* _WORK TO DO_
Extract each line where the string "Output" shows up.

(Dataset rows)

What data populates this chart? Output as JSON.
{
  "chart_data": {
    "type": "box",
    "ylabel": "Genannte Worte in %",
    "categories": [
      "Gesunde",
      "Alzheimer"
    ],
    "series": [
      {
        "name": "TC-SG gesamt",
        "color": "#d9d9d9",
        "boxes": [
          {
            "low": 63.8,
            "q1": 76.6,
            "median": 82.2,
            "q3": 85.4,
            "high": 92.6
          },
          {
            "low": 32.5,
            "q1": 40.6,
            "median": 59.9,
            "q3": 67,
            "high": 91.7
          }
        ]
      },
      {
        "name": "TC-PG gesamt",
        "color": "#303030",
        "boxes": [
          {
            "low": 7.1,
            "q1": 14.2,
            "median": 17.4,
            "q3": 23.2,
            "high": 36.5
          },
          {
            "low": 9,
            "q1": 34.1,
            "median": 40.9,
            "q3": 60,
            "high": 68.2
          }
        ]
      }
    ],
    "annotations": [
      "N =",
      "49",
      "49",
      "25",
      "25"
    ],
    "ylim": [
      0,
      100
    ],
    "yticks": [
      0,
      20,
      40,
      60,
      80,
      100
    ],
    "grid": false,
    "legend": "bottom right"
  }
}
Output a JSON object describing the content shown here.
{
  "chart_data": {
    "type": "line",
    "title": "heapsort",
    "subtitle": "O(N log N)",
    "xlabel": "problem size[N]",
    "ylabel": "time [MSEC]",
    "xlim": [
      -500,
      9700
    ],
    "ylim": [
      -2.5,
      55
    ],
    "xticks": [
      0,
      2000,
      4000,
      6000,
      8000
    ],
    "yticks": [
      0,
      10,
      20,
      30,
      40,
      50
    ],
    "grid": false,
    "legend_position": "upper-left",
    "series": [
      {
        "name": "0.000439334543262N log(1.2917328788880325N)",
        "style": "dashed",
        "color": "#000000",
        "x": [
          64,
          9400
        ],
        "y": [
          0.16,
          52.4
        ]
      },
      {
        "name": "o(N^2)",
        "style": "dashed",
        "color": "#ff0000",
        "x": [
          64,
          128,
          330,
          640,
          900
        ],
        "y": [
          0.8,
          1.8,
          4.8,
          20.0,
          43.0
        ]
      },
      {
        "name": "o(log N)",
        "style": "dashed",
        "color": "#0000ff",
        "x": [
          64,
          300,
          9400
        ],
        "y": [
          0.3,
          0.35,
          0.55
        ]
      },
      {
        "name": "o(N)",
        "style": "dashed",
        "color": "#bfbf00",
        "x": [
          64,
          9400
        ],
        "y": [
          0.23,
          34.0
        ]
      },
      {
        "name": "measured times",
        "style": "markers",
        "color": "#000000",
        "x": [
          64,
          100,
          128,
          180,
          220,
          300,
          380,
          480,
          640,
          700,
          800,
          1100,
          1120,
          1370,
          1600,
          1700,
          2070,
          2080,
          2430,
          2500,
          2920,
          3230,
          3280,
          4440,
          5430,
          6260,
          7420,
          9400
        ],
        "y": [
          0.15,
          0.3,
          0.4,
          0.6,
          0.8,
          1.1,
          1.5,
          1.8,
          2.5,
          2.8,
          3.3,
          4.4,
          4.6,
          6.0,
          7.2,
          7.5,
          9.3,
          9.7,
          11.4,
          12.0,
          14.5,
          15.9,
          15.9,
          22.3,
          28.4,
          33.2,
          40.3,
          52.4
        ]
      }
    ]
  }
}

* _SOLUTION TO THE PROBLEM_
What data populates this chart? Output as JSON.
Output a JSON object describing the content shown here.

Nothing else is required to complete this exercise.